> **What the task asks**
Write out the listing beneath this instruction in its entirety, exactly as it reads.

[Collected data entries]
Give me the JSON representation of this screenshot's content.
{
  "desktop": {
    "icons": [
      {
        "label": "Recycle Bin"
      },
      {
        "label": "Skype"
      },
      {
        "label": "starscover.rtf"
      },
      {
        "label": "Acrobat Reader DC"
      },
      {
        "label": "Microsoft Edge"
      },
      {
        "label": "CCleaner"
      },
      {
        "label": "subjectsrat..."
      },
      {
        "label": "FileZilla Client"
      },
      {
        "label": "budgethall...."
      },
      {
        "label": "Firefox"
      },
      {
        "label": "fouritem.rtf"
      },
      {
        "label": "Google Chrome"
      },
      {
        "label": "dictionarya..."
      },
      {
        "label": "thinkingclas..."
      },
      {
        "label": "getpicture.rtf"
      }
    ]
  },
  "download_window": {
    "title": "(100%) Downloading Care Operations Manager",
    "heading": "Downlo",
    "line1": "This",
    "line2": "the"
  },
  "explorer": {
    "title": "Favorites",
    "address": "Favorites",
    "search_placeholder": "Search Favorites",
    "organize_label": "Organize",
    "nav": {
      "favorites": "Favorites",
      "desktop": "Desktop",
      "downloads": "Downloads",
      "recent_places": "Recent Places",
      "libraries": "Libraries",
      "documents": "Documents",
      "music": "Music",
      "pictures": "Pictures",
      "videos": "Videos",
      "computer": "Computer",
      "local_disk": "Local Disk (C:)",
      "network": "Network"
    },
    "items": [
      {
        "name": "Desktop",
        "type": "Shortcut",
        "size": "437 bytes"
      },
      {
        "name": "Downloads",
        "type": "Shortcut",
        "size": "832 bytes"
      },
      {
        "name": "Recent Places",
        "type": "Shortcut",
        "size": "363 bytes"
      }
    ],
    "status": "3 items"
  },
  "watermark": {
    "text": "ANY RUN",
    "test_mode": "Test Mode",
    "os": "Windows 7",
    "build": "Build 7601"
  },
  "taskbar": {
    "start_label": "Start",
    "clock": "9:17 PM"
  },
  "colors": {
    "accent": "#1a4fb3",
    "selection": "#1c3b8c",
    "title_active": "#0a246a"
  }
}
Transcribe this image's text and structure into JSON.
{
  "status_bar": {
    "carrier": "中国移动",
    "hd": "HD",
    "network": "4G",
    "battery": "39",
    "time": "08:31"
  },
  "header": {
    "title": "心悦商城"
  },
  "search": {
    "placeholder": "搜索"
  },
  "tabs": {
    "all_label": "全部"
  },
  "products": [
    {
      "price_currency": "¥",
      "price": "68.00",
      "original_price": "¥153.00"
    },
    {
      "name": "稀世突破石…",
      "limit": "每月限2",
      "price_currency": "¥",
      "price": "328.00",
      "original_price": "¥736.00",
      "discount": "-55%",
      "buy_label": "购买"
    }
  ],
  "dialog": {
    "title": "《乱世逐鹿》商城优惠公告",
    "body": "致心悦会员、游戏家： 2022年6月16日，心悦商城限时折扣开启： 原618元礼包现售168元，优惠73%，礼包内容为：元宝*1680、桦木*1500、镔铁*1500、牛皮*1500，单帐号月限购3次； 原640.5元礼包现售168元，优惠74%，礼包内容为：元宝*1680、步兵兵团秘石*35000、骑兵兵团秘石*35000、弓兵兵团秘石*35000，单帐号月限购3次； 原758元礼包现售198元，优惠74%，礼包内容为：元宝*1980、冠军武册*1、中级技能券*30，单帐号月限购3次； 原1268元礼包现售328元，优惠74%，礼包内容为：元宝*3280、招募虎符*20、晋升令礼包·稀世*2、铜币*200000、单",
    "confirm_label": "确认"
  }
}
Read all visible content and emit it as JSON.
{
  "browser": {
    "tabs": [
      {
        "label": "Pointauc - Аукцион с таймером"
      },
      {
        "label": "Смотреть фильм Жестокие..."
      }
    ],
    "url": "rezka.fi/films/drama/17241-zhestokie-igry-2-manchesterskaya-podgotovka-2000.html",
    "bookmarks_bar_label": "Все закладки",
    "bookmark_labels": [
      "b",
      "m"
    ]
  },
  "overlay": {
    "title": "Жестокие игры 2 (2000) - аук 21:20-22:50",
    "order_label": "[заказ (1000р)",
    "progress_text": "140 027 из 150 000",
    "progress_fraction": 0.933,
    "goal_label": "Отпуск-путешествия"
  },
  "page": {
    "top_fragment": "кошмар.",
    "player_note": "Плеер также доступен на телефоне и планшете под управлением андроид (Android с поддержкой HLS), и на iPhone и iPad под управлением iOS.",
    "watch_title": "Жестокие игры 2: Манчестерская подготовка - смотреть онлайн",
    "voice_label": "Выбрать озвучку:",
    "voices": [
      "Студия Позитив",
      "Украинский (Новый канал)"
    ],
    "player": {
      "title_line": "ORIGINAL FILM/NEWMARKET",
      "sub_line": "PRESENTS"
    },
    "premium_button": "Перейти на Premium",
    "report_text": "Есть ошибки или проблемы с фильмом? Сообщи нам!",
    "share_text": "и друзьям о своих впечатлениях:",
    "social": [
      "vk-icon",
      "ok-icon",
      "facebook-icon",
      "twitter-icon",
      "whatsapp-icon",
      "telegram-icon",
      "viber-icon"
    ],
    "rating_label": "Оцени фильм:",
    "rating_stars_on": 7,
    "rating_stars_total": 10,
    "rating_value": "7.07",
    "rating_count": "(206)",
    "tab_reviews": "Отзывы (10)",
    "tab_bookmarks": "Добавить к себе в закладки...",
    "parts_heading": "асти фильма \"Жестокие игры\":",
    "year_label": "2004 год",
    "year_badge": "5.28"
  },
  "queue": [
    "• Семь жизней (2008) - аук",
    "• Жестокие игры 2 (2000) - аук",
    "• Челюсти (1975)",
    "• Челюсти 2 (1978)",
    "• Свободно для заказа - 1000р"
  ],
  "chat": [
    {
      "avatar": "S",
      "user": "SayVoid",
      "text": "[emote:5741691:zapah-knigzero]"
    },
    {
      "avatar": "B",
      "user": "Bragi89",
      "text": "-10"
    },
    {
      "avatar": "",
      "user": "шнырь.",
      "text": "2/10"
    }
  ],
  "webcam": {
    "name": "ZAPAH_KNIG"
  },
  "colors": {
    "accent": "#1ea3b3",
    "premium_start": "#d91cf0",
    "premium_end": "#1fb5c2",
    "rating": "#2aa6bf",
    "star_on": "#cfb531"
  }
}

> **Solution to this problem**
Give me the JSON representation of this screenshot's content.
{
  "desktop": {
    "icons": [
      {
        "label": "Recycle Bin"
      },
      {
        "label": "Skype"
      },
      {
        "label": "starscover.rtf"
      },
      {
        "label": "Acrobat Reader DC"
      },
      {
        "label": "Microsoft Edge"
      },
      {
        "label": "CCleaner"
      },
      {
        "label": "subjectsrat..."
      },
      {
        "label": "FileZilla Client"
      },
      {
        "label": "budgethall...."
      },
      {
        "label": "Firefox"
      },
      {
        "label": "fouritem.rtf"
      },
      {
        "label": "Google Chrome"
      },
      {
        "label": "dictionarya..."
      },
      {
        "label": "thinkingclas..."
      },
      {
        "label": "getpicture.rtf"
      }
    ]
  },
  "download_window": {
    "title": "(100%) Downloading Care Operations Manager",
    "heading": "Downlo",
    "line1": "This",
    "line2": "the"
  },
  "explorer": {
    "title": "Favorites",
    "address": "Favorites",
    "search_placeholder": "Search Favorites",
    "organize_label": "Organize",
    "nav": {
      "favorites": "Favorites",
      "desktop": "Desktop",
      "downloads": "Downloads",
      "recent_places": "Recent Places",
      "libraries": "Libraries",
      "documents": "Documents",
      "music": "Music",
      "pictures": "Pictures",
      "videos": "Videos",
      "computer": "Computer",
      "local_disk": "Local Disk (C:)",
      "network": "Network"
    },
    "items": [
      {
        "name": "Desktop",
        "type": "Shortcut",
        "size": "437 bytes"
      },
      {
        "name": "Downloads",
        "type": "Shortcut",
        "size": "832 bytes"
      },
      {
        "name": "Recent Places",
        "type": "Shortcut",
        "size": "363 bytes"
      }
    ],
    "status": "3 items"
  },
  "watermark": {
    "text": "ANY RUN",
    "test_mode": "Test Mode",
    "os": "Windows 7",
    "build": "Build 7601"
  },
  "taskbar": {
    "start_label": "Start",
    "clock": "9:17 PM"
  },
  "colors": {
    "accent": "#1a4fb3",
    "selection": "#1c3b8c",
    "title_active": "#0a246a"
  }
}
Transcribe this image's text and structure into JSON.
{
  "status_bar": {
    "carrier": "中国移动",
    "hd": "HD",
    "network": "4G",
    "battery": "39",
    "time": "08:31"
  },
  "header": {
    "title": "心悦商城"
  },
  "search": {
    "placeholder": "搜索"
  },
  "tabs": {
    "all_label": "全部"
  },
  "products": [
    {
      "price_currency": "¥",
      "price": "68.00",
      "original_price": "¥153.00"
    },
    {
      "name": "稀世突破石…",
      "limit": "每月限2",
      "price_currency": "¥",
      "price": "328.00",
      "original_price": "¥736.00",
      "discount": "-55%",
      "buy_label": "购买"
    }
  ],
  "dialog": {
    "title": "《乱世逐鹿》商城优惠公告",
    "body": "致心悦会员、游戏家： 2022年6月16日，心悦商城限时折扣开启： 原618元礼包现售168元，优惠73%，礼包内容为：元宝*1680、桦木*1500、镔铁*1500、牛皮*1500，单帐号月限购3次； 原640.5元礼包现售168元，优惠74%，礼包内容为：元宝*1680、步兵兵团秘石*35000、骑兵兵团秘石*35000、弓兵兵团秘石*35000，单帐号月限购3次； 原758元礼包现售198元，优惠74%，礼包内容为：元宝*1980、冠军武册*1、中级技能券*30，单帐号月限购3次； 原1268元礼包现售328元，优惠74%，礼包内容为：元宝*3280、招募虎符*20、晋升令礼包·稀世*2、铜币*200000、单",
    "confirm_label": "确认"
  }
}
Read all visible content and emit it as JSON.
{
  "browser": {
    "tabs": [
      {
        "label": "Pointauc - Аукцион с таймером"
      },
      {
        "label": "Смотреть фильм Жестокие..."
      }
    ],
    "url": "rezka.fi/films/drama/17241-zhestokie-igry-2-manchesterskaya-podgotovka-2000.html",
    "bookmarks_bar_label": "Все закладки",
    "bookmark_labels": [
      "b",
      "m"
    ]
  },
  "overlay": {
    "title": "Жестокие игры 2 (2000) - аук 21:20-22:50",
    "order_label": "[заказ (1000р)",
    "progress_text": "140 027 из 150 000",
    "progress_fraction": 0.933,
    "goal_label": "Отпуск-путешествия"
  },
  "page": {
    "top_fragment": "кошмар.",
    "player_note": "Плеер также доступен на телефоне и планшете под управлением андроид (Android с поддержкой HLS), и на iPhone и iPad под управлением iOS.",
    "watch_title": "Жестокие игры 2: Манчестерская подготовка - смотреть онлайн",
    "voice_label": "Выбрать озвучку:",
    "voices": [
      "Студия Позитив",
      "Украинский (Новый канал)"
    ],
    "player": {
      "title_line": "ORIGINAL FILM/NEWMARKET",
      "sub_line": "PRESENTS"
    },
    "premium_button": "Перейти на Premium",
    "report_text": "Есть ошибки или проблемы с фильмом? Сообщи нам!",
    "share_text": "и друзьям о своих впечатлениях:",
    "social": [
      "vk-icon",
      "ok-icon",
      "facebook-icon",
      "twitter-icon",
      "whatsapp-icon",
      "telegram-icon",
      "viber-icon"
    ],
    "rating_label": "Оцени фильм:",
    "rating_stars_on": 7,
    "rating_stars_total": 10,
    "rating_value": "7.07",
    "rating_count": "(206)",
    "tab_reviews": "Отзывы (10)",
    "tab_bookmarks": "Добавить к себе в закладки...",
    "parts_heading": "асти фильма \"Жестокие игры\":",
    "year_label": "2004 год",
    "year_badge": "5.28"
  },
  "queue": [
    "• Семь жизней (2008) - аук",
    "• Жестокие игры 2 (2000) - аук",
    "• Челюсти (1975)",
    "• Челюсти 2 (1978)",
    "• Свободно для заказа - 1000р"
  ],
  "chat": [
    {
      "avatar": "S",
      "user": "SayVoid",
      "text": "[emote:5741691:zapah-knigzero]"
    },
    {
      "avatar": "B",
      "user": "Bragi89",
      "text": "-10"
    },
    {
      "avatar": "",
      "user": "шнырь.",
      "text": "2/10"
    }
  ],
  "webcam": {
    "name": "ZAPAH_KNIG"
  },
  "colors": {
    "accent": "#1ea3b3",
    "premium_start": "#d91cf0",
    "premium_end": "#1fb5c2",
    "rating": "#2aa6bf",
    "star_on": "#cfb531"
  }
}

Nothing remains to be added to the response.